EXERCISE TASK: Convert everything from the start of the data down to the line containing "expand-chevron-icon[interactable]: › <box>1600 582", including that line, into a Markdown table with the columns Row and Data line, omitting blank lines.

— Begin SUPPLIED DATA —

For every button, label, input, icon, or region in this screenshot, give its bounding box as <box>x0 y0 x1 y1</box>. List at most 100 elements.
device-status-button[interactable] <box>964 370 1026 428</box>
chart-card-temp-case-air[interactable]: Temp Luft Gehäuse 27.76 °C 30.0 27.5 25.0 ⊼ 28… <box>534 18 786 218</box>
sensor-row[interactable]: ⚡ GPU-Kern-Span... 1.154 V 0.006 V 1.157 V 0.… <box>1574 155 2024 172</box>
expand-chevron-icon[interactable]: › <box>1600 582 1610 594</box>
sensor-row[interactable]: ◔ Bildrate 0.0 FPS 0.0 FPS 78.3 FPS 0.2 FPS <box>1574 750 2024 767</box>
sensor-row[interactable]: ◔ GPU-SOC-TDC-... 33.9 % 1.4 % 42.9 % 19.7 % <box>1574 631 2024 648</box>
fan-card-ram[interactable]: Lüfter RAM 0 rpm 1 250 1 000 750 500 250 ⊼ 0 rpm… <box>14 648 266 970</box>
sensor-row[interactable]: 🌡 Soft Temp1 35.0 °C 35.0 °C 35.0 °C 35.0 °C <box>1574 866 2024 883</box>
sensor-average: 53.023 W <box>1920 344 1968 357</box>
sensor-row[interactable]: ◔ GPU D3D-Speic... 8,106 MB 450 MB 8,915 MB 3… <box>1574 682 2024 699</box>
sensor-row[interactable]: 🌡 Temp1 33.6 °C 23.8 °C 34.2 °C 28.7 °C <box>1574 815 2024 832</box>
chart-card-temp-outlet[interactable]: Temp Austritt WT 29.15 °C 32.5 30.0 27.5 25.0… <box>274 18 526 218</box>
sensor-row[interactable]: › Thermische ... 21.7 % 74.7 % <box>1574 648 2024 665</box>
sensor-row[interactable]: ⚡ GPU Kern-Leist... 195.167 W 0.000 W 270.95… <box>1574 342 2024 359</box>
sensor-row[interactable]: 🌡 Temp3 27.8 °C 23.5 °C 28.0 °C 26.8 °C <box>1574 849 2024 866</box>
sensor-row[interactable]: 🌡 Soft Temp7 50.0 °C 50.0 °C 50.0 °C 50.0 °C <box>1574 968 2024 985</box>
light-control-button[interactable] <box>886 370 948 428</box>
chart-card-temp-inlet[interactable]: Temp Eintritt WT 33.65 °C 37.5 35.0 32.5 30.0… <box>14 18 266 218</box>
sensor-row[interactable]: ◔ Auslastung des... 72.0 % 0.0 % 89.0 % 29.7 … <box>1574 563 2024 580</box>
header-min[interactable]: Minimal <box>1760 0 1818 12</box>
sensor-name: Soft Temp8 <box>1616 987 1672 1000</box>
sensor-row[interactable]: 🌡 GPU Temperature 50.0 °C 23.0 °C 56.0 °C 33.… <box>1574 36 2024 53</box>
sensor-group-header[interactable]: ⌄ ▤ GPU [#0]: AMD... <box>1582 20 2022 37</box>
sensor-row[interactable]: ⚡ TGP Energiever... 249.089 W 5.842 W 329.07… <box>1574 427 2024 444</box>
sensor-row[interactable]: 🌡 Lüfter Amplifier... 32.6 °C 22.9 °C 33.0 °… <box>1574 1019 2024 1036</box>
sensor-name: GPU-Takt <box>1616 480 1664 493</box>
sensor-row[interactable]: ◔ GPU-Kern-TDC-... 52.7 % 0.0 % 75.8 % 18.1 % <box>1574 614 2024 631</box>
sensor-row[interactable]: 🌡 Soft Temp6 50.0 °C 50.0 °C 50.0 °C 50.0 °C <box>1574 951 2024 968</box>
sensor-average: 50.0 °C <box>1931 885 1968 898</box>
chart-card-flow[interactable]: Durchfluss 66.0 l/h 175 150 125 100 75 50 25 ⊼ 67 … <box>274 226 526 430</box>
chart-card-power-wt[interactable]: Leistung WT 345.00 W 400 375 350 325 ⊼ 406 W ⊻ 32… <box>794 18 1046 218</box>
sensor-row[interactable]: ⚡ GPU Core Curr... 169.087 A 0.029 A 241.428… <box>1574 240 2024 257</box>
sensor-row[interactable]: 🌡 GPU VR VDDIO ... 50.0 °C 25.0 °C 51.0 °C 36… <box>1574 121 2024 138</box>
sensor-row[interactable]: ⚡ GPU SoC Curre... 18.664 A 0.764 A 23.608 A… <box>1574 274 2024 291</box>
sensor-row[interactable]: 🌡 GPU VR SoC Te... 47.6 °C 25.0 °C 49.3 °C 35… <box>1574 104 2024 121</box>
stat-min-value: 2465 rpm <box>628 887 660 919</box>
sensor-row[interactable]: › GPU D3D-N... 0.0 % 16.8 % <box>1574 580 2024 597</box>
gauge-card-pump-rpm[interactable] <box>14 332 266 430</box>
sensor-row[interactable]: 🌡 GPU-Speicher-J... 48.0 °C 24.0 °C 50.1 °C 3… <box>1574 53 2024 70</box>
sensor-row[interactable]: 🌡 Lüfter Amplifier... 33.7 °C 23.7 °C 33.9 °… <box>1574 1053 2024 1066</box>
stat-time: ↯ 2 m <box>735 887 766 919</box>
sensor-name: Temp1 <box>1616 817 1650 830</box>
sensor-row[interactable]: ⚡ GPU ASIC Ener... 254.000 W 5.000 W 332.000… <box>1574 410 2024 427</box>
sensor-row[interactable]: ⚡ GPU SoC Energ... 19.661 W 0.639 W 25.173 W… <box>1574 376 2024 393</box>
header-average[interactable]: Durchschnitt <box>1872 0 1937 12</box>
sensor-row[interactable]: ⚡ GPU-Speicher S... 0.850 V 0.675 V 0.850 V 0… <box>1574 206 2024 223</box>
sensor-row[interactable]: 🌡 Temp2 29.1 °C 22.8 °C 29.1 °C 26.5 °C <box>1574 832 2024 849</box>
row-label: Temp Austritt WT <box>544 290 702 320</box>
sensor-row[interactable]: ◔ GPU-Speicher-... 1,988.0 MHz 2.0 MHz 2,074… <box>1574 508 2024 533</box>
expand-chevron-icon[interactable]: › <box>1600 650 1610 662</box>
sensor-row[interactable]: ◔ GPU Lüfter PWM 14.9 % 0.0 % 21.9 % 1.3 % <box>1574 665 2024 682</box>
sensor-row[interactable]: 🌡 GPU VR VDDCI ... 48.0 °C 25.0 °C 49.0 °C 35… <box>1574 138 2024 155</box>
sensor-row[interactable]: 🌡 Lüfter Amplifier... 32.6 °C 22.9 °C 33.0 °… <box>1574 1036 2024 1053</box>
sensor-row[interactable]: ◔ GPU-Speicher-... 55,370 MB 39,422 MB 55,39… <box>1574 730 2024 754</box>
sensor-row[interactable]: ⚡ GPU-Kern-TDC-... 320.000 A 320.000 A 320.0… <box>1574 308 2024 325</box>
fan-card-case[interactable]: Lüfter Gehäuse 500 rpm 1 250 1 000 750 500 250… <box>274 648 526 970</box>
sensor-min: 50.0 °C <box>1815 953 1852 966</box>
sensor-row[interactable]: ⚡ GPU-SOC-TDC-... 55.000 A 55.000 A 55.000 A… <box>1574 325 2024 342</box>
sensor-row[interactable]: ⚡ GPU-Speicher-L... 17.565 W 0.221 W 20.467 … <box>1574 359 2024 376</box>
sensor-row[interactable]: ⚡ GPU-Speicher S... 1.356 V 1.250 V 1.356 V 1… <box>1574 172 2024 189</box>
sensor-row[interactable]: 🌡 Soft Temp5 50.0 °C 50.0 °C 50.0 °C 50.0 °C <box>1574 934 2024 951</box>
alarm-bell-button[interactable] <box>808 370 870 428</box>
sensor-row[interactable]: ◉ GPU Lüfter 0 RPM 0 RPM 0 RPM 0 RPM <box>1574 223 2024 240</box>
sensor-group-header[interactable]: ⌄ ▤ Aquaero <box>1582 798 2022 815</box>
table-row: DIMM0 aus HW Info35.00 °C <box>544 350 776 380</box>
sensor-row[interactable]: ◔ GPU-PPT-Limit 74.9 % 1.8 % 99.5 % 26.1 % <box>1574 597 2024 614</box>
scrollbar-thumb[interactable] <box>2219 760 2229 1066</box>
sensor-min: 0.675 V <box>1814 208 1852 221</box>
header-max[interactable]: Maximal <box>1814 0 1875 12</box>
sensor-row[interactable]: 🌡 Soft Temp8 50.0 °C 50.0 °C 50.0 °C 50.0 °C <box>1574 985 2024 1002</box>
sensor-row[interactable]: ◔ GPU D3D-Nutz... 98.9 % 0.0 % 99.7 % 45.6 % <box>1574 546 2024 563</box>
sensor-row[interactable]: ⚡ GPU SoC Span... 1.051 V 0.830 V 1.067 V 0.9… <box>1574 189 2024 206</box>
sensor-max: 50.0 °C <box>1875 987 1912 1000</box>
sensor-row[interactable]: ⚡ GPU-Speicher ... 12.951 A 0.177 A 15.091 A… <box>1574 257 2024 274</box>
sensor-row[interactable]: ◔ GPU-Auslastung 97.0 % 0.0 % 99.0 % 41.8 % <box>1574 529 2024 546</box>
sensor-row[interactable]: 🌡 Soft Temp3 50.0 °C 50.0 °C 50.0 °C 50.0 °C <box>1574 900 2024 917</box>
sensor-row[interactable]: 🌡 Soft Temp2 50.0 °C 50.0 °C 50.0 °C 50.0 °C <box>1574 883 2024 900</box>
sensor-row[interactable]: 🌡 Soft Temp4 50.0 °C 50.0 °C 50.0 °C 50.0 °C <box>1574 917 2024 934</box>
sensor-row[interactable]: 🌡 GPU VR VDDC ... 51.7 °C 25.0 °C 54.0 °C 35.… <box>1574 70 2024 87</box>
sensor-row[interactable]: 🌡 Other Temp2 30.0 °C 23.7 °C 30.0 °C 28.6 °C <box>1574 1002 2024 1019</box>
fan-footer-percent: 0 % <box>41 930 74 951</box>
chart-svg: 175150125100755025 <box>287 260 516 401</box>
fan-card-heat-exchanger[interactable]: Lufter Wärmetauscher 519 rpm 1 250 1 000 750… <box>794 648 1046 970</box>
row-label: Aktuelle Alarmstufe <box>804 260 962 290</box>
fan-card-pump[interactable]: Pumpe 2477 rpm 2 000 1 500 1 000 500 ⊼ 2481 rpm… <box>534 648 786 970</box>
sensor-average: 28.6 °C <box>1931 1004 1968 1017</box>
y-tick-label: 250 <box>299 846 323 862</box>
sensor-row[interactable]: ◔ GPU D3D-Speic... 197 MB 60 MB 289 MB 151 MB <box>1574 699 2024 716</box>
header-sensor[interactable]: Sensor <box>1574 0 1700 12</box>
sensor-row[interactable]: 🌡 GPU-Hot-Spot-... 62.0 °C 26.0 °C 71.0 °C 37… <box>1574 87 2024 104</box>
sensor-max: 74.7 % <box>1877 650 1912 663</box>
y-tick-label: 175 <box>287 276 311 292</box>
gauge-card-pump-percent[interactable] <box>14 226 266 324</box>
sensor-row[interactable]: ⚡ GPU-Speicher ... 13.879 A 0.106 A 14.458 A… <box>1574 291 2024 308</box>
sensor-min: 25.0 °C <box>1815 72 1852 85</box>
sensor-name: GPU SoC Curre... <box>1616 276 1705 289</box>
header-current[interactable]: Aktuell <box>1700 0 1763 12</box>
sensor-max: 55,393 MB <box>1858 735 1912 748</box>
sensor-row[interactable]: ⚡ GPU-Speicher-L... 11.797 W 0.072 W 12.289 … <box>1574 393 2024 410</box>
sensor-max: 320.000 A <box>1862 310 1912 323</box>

— End SUPPLIED DATA —

EXERCISE OUTPUT:
| Row | Data line |
|---|---|
| 1 | For every button, label, input, icon, or region in this screenshot, give its bounding box as <box>x0 y0 x1 y1</box>. List at most 100 elements. |
| 2 | device-status-button[interactable] <box>964 370 1026 428</box> |
| 3 | chart-card-temp-case-air[interactable]: Temp Luft Gehäuse 27.76 °C 30.0 27.5 25.0 ⊼ 28… <box>534 18 786 218</box> |
| 4 | sensor-row[interactable]: ⚡ GPU-Kern-Span... 1.154 V 0.006 V 1.157 V 0.… <box>1574 155 2024 172</box> |
| 5 | expand-chevron-icon[interactable]: › <box>1600 582 1610 594</box> |